WHAT TO WORK ON = Retype the complete listing exactly as it appears.

--- GIVEN RECORDS ---

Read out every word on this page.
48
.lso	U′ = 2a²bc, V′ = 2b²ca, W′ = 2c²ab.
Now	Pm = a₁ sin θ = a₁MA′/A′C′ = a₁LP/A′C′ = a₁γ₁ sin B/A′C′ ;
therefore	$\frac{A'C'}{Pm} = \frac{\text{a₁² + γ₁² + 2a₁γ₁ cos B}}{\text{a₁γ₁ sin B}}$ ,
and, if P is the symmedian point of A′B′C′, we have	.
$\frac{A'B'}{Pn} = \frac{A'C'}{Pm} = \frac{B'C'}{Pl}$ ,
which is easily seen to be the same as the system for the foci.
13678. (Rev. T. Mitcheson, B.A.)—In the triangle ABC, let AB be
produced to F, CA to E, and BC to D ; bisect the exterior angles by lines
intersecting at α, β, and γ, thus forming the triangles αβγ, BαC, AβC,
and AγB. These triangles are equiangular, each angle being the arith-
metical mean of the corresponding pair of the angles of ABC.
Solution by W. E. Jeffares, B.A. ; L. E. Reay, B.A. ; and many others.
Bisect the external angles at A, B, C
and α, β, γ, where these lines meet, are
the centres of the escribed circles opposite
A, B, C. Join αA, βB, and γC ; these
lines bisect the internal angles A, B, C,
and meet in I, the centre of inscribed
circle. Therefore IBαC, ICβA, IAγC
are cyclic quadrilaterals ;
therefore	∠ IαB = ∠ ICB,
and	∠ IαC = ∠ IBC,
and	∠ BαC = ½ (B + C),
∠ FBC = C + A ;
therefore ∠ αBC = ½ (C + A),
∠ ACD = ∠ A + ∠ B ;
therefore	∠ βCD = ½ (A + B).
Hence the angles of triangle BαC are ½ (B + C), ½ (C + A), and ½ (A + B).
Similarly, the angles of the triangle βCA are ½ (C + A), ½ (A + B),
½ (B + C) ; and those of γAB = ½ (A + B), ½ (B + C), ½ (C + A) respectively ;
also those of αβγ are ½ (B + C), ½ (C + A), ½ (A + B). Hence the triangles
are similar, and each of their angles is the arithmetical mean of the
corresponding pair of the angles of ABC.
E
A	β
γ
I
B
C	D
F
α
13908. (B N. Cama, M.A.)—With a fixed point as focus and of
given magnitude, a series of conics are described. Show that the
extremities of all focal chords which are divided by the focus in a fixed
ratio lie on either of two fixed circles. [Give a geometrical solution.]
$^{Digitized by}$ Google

---

CORRECT RESPONSE =
Read out every word on this page.
48
.lso	U′ = 2a²bc, V′ = 2b²ca, W′ = 2c²ab.
Now	Pm = a₁ sin θ = a₁MA′/A′C′ = a₁LP/A′C′ = a₁γ₁ sin B/A′C′ ;
therefore	$\frac{A'C'}{Pm} = \frac{\text{a₁² + γ₁² + 2a₁γ₁ cos B}}{\text{a₁γ₁ sin B}}$ ,
and, if P is the symmedian point of A′B′C′, we have	.
$\frac{A'B'}{Pn} = \frac{A'C'}{Pm} = \frac{B'C'}{Pl}$ ,
which is easily seen to be the same as the system for the foci.
13678. (Rev. T. Mitcheson, B.A.)—In the triangle ABC, let AB be
produced to F, CA to E, and BC to D ; bisect the exterior angles by lines
intersecting at α, β, and γ, thus forming the triangles αβγ, BαC, AβC,
and AγB. These triangles are equiangular, each angle being the arith-
metical mean of the corresponding pair of the angles of ABC.
Solution by W. E. Jeffares, B.A. ; L. E. Reay, B.A. ; and many others.
Bisect the external angles at A, B, C
and α, β, γ, where these lines meet, are
the centres of the escribed circles opposite
A, B, C. Join αA, βB, and γC ; these
lines bisect the internal angles A, B, C,
and meet in I, the centre of inscribed
circle. Therefore IBαC, ICβA, IAγC
are cyclic quadrilaterals ;
therefore	∠ IαB = ∠ ICB,
and	∠ IαC = ∠ IBC,
and	∠ BαC = ½ (B + C),
∠ FBC = C + A ;
therefore ∠ αBC = ½ (C + A),
∠ ACD = ∠ A + ∠ B ;
therefore	∠ βCD = ½ (A + B).
Hence the angles of triangle BαC are ½ (B + C), ½ (C + A), and ½ (A + B).
Similarly, the angles of the triangle βCA are ½ (C + A), ½ (A + B),
½ (B + C) ; and those of γAB = ½ (A + B), ½ (B + C), ½ (C + A) respectively ;
also those of αβγ are ½ (B + C), ½ (C + A), ½ (A + B). Hence the triangles
are similar, and each of their angles is the arithmetical mean of the
corresponding pair of the angles of ABC.
E
A	β
γ
I
B
C	D
F
α
13908. (B N. Cama, M.A.)—With a fixed point as focus and of
given magnitude, a series of conics are described. Show that the
extremities of all focal chords which are divided by the focus in a fixed
ratio lie on either of two fixed circles. [Give a geometrical solution.]
$^{Digitized by}$ Google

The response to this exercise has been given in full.